## Start Input data

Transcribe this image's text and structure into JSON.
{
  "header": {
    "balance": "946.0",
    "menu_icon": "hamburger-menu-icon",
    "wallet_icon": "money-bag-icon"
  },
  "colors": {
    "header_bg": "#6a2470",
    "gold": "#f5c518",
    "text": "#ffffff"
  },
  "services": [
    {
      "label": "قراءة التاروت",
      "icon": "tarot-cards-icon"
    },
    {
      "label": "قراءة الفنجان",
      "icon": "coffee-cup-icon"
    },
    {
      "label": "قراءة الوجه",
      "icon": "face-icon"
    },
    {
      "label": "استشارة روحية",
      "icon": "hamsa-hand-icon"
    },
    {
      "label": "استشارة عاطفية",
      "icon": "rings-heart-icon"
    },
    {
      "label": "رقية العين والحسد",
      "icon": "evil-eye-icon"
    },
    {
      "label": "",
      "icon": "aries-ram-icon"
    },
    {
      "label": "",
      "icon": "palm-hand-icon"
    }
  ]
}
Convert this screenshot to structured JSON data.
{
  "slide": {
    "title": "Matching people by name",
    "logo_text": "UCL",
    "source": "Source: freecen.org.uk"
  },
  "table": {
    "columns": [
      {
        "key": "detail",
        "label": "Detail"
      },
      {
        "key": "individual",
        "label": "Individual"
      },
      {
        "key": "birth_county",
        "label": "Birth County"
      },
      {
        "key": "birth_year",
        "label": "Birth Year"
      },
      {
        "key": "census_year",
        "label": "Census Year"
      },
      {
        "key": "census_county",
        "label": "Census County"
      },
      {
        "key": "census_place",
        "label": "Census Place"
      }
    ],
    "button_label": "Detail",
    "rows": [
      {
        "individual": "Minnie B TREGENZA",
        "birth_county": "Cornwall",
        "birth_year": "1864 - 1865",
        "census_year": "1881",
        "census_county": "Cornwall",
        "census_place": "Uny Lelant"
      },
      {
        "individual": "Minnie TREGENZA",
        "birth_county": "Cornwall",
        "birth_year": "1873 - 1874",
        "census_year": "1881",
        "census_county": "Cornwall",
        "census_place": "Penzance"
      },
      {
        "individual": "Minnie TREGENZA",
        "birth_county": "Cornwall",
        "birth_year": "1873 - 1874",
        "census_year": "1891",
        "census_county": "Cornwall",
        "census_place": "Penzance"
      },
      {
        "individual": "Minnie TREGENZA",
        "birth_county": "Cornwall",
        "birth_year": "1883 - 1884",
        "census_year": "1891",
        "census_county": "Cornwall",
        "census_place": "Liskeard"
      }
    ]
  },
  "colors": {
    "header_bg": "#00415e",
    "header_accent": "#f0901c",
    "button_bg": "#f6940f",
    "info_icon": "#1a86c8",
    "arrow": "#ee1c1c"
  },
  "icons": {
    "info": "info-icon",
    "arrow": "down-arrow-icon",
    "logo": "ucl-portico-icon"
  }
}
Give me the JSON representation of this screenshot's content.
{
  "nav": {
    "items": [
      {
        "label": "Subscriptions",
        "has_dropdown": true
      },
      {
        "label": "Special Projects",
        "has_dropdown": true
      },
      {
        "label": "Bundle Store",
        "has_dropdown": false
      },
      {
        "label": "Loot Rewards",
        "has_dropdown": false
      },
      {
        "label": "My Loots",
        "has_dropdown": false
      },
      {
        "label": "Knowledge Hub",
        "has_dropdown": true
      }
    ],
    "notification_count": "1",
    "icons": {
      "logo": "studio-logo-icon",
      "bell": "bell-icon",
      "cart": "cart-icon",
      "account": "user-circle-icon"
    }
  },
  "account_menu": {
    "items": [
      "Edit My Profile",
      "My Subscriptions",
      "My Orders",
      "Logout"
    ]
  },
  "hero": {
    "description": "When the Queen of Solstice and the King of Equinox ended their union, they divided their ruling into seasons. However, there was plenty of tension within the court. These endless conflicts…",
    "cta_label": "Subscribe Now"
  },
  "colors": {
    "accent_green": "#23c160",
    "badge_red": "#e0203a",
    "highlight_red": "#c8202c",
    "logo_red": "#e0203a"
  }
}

## End Input data

Copy the data above in full, character for character.

* _Reply_:
Transcribe this image's text and structure into JSON.
{
  "header": {
    "balance": "946.0",
    "menu_icon": "hamburger-menu-icon",
    "wallet_icon": "money-bag-icon"
  },
  "colors": {
    "header_bg": "#6a2470",
    "gold": "#f5c518",
    "text": "#ffffff"
  },
  "services": [
    {
      "label": "قراءة التاروت",
      "icon": "tarot-cards-icon"
    },
    {
      "label": "قراءة الفنجان",
      "icon": "coffee-cup-icon"
    },
    {
      "label": "قراءة الوجه",
      "icon": "face-icon"
    },
    {
      "label": "استشارة روحية",
      "icon": "hamsa-hand-icon"
    },
    {
      "label": "استشارة عاطفية",
      "icon": "rings-heart-icon"
    },
    {
      "label": "رقية العين والحسد",
      "icon": "evil-eye-icon"
    },
    {
      "label": "",
      "icon": "aries-ram-icon"
    },
    {
      "label": "",
      "icon": "palm-hand-icon"
    }
  ]
}
Convert this screenshot to structured JSON data.
{
  "slide": {
    "title": "Matching people by name",
    "logo_text": "UCL",
    "source": "Source: freecen.org.uk"
  },
  "table": {
    "columns": [
      {
        "key": "detail",
        "label": "Detail"
      },
      {
        "key": "individual",
        "label": "Individual"
      },
      {
        "key": "birth_county",
        "label": "Birth County"
      },
      {
        "key": "birth_year",
        "label": "Birth Year"
      },
      {
        "key": "census_year",
        "label": "Census Year"
      },
      {
        "key": "census_county",
        "label": "Census County"
      },
      {
        "key": "census_place",
        "label": "Census Place"
      }
    ],
    "button_label": "Detail",
    "rows": [
      {
        "individual": "Minnie B TREGENZA",
        "birth_county": "Cornwall",
        "birth_year": "1864 - 1865",
        "census_year": "1881",
        "census_county": "Cornwall",
        "census_place": "Uny Lelant"
      },
      {
        "individual": "Minnie TREGENZA",
        "birth_county": "Cornwall",
        "birth_year": "1873 - 1874",
        "census_year": "1881",
        "census_county": "Cornwall",
        "census_place": "Penzance"
      },
      {
        "individual": "Minnie TREGENZA",
        "birth_county": "Cornwall",
        "birth_year": "1873 - 1874",
        "census_year": "1891",
        "census_county": "Cornwall",
        "census_place": "Penzance"
      },
      {
        "individual": "Minnie TREGENZA",
        "birth_county": "Cornwall",
        "birth_year": "1883 - 1884",
        "census_year": "1891",
        "census_county": "Cornwall",
        "census_place": "Liskeard"
      }
    ]
  },
  "colors": {
    "header_bg": "#00415e",
    "header_accent": "#f0901c",
    "button_bg": "#f6940f",
    "info_icon": "#1a86c8",
    "arrow": "#ee1c1c"
  },
  "icons": {
    "info": "info-icon",
    "arrow": "down-arrow-icon",
    "logo": "ucl-portico-icon"
  }
}
Give me the JSON representation of this screenshot's content.
{
  "nav": {
    "items": [
      {
        "label": "Subscriptions",
        "has_dropdown": true
      },
      {
        "label": "Special Projects",
        "has_dropdown": true
      },
      {
        "label": "Bundle Store",
        "has_dropdown": false
      },
      {
        "label": "Loot Rewards",
        "has_dropdown": false
      },
      {
        "label": "My Loots",
        "has_dropdown": false
      },
      {
        "label": "Knowledge Hub",
        "has_dropdown": true
      }
    ],
    "notification_count": "1",
    "icons": {
      "logo": "studio-logo-icon",
      "bell": "bell-icon",
      "cart": "cart-icon",
      "account": "user-circle-icon"
    }
  },
  "account_menu": {
    "items": [
      "Edit My Profile",
      "My Subscriptions",
      "My Orders",
      "Logout"
    ]
  },
  "hero": {
    "description": "When the Queen of Solstice and the King of Equinox ended their union, they divided their ruling into seasons. However, there was plenty of tension within the court. These endless conflicts…",
    "cta_label": "Subscribe Now"
  },
  "colors": {
    "accent_green": "#23c160",
    "badge_red": "#e0203a",
    "highlight_red": "#c8202c",
    "logo_red": "#e0203a"
  }
}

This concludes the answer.